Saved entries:
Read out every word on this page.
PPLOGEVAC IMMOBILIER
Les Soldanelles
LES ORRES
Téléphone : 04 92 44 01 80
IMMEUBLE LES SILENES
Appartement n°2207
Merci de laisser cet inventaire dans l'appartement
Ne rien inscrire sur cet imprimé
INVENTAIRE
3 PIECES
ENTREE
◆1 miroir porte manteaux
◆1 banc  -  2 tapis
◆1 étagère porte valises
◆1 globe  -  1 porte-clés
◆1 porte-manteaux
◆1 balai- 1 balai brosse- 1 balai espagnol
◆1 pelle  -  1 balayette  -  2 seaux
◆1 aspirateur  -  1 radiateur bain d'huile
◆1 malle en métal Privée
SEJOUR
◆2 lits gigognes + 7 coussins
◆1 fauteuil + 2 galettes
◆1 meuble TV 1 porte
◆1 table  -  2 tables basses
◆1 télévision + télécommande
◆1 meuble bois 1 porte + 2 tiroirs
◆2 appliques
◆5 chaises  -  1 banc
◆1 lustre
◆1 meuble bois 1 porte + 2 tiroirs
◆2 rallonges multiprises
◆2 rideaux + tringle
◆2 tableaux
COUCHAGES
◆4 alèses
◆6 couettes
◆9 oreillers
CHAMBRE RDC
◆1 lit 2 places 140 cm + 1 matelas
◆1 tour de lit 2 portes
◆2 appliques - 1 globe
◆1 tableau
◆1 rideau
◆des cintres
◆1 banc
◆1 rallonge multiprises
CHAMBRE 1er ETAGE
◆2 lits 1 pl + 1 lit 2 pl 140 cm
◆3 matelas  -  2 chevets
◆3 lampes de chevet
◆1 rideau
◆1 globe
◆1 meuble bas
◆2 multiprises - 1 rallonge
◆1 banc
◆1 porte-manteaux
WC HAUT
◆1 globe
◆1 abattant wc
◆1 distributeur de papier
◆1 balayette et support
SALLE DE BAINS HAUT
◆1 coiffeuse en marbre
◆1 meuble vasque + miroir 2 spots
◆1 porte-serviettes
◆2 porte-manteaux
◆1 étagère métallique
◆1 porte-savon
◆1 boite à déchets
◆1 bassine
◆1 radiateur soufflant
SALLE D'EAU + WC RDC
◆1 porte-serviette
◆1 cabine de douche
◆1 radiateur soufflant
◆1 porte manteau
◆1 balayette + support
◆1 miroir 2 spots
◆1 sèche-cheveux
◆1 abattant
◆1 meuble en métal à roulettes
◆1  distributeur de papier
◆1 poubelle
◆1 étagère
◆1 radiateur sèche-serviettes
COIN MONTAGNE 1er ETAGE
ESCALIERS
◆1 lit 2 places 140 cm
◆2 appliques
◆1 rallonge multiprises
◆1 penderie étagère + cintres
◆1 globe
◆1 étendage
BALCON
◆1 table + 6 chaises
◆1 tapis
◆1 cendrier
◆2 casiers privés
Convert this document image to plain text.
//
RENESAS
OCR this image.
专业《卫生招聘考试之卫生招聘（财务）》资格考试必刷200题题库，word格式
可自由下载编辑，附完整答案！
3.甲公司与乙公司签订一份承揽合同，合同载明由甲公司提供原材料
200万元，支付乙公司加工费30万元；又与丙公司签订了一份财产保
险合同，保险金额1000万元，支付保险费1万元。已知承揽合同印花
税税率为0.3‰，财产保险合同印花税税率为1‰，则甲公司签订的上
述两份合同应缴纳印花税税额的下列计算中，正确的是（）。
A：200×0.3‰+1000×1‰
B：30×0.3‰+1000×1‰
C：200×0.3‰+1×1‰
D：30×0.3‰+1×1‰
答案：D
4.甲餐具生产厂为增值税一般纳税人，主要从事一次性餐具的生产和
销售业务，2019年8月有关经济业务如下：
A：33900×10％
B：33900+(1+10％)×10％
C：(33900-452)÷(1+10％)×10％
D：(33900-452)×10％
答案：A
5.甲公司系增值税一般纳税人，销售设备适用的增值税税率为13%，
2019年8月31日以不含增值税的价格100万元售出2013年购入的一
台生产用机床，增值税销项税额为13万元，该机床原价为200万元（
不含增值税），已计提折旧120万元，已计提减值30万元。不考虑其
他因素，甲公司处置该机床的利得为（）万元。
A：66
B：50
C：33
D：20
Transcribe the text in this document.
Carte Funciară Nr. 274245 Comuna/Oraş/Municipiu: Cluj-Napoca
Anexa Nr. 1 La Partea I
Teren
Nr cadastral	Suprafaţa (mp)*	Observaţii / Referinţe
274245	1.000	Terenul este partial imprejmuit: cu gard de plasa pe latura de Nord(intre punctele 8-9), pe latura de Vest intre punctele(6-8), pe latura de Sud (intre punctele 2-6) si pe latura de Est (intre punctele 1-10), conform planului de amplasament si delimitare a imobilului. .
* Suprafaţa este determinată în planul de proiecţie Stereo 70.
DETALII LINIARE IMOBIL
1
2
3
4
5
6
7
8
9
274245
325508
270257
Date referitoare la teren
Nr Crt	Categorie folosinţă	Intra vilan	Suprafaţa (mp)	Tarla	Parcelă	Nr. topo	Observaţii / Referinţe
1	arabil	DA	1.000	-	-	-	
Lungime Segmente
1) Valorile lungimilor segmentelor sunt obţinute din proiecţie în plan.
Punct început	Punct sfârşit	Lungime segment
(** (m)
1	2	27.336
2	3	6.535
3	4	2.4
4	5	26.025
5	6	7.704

Problem statement: The whole listing above needs to be written out again exactly.

Written reply:
Read out every word on this page.
PPLOGEVAC IMMOBILIER
Les Soldanelles
LES ORRES
Téléphone : 04 92 44 01 80
IMMEUBLE LES SILENES
Appartement n°2207
Merci de laisser cet inventaire dans l'appartement
Ne rien inscrire sur cet imprimé
INVENTAIRE
3 PIECES
ENTREE
◆1 miroir porte manteaux
◆1 banc  -  2 tapis
◆1 étagère porte valises
◆1 globe  -  1 porte-clés
◆1 porte-manteaux
◆1 balai- 1 balai brosse- 1 balai espagnol
◆1 pelle  -  1 balayette  -  2 seaux
◆1 aspirateur  -  1 radiateur bain d'huile
◆1 malle en métal Privée
SEJOUR
◆2 lits gigognes + 7 coussins
◆1 fauteuil + 2 galettes
◆1 meuble TV 1 porte
◆1 table  -  2 tables basses
◆1 télévision + télécommande
◆1 meuble bois 1 porte + 2 tiroirs
◆2 appliques
◆5 chaises  -  1 banc
◆1 lustre
◆1 meuble bois 1 porte + 2 tiroirs
◆2 rallonges multiprises
◆2 rideaux + tringle
◆2 tableaux
COUCHAGES
◆4 alèses
◆6 couettes
◆9 oreillers
CHAMBRE RDC
◆1 lit 2 places 140 cm + 1 matelas
◆1 tour de lit 2 portes
◆2 appliques - 1 globe
◆1 tableau
◆1 rideau
◆des cintres
◆1 banc
◆1 rallonge multiprises
CHAMBRE 1er ETAGE
◆2 lits 1 pl + 1 lit 2 pl 140 cm
◆3 matelas  -  2 chevets
◆3 lampes de chevet
◆1 rideau
◆1 globe
◆1 meuble bas
◆2 multiprises - 1 rallonge
◆1 banc
◆1 porte-manteaux
WC HAUT
◆1 globe
◆1 abattant wc
◆1 distributeur de papier
◆1 balayette et support
SALLE DE BAINS HAUT
◆1 coiffeuse en marbre
◆1 meuble vasque + miroir 2 spots
◆1 porte-serviettes
◆2 porte-manteaux
◆1 étagère métallique
◆1 porte-savon
◆1 boite à déchets
◆1 bassine
◆1 radiateur soufflant
SALLE D'EAU + WC RDC
◆1 porte-serviette
◆1 cabine de douche
◆1 radiateur soufflant
◆1 porte manteau
◆1 balayette + support
◆1 miroir 2 spots
◆1 sèche-cheveux
◆1 abattant
◆1 meuble en métal à roulettes
◆1  distributeur de papier
◆1 poubelle
◆1 étagère
◆1 radiateur sèche-serviettes
COIN MONTAGNE 1er ETAGE
ESCALIERS
◆1 lit 2 places 140 cm
◆2 appliques
◆1 rallonge multiprises
◆1 penderie étagère + cintres
◆1 globe
◆1 étendage
BALCON
◆1 table + 6 chaises
◆1 tapis
◆1 cendrier
◆2 casiers privés
Convert this document image to plain text.
//
RENESAS
OCR this image.
专业《卫生招聘考试之卫生招聘（财务）》资格考试必刷200题题库，word格式
可自由下载编辑，附完整答案！
3.甲公司与乙公司签订一份承揽合同，合同载明由甲公司提供原材料
200万元，支付乙公司加工费30万元；又与丙公司签订了一份财产保
险合同，保险金额1000万元，支付保险费1万元。已知承揽合同印花
税税率为0.3‰，财产保险合同印花税税率为1‰，则甲公司签订的上
述两份合同应缴纳印花税税额的下列计算中，正确的是（）。
A：200×0.3‰+1000×1‰
B：30×0.3‰+1000×1‰
C：200×0.3‰+1×1‰
D：30×0.3‰+1×1‰
答案：D
4.甲餐具生产厂为增值税一般纳税人，主要从事一次性餐具的生产和
销售业务，2019年8月有关经济业务如下：
A：33900×10％
B：33900+(1+10％)×10％
C：(33900-452)÷(1+10％)×10％
D：(33900-452)×10％
答案：A
5.甲公司系增值税一般纳税人，销售设备适用的增值税税率为13%，
2019年8月31日以不含增值税的价格100万元售出2013年购入的一
台生产用机床，增值税销项税额为13万元，该机床原价为200万元（
不含增值税），已计提折旧120万元，已计提减值30万元。不考虑其
他因素，甲公司处置该机床的利得为（）万元。
A：66
B：50
C：33
D：20
Transcribe the text in this document.
Carte Funciară Nr. 274245 Comuna/Oraş/Municipiu: Cluj-Napoca
Anexa Nr. 1 La Partea I
Teren
Nr cadastral	Suprafaţa (mp)*	Observaţii / Referinţe
274245	1.000	Terenul este partial imprejmuit: cu gard de plasa pe latura de Nord(intre punctele 8-9), pe latura de Vest intre punctele(6-8), pe latura de Sud (intre punctele 2-6) si pe latura de Est (intre punctele 1-10), conform planului de amplasament si delimitare a imobilului. .
* Suprafaţa este determinată în planul de proiecţie Stereo 70.
DETALII LINIARE IMOBIL
1
2
3
4
5
6
7
8
9
274245
325508
270257
Date referitoare la teren
Nr Crt	Categorie folosinţă	Intra vilan	Suprafaţa (mp)	Tarla	Parcelă	Nr. topo	Observaţii / Referinţe
1	arabil	DA	1.000	-	-	-	
Lungime Segmente
1) Valorile lungimilor segmentelor sunt obţinute din proiecţie în plan.
Punct început	Punct sfârşit	Lungime segment
(** (m)
1	2	27.336
2	3	6.535
3	4	2.4
4	5	26.025
5	6	7.704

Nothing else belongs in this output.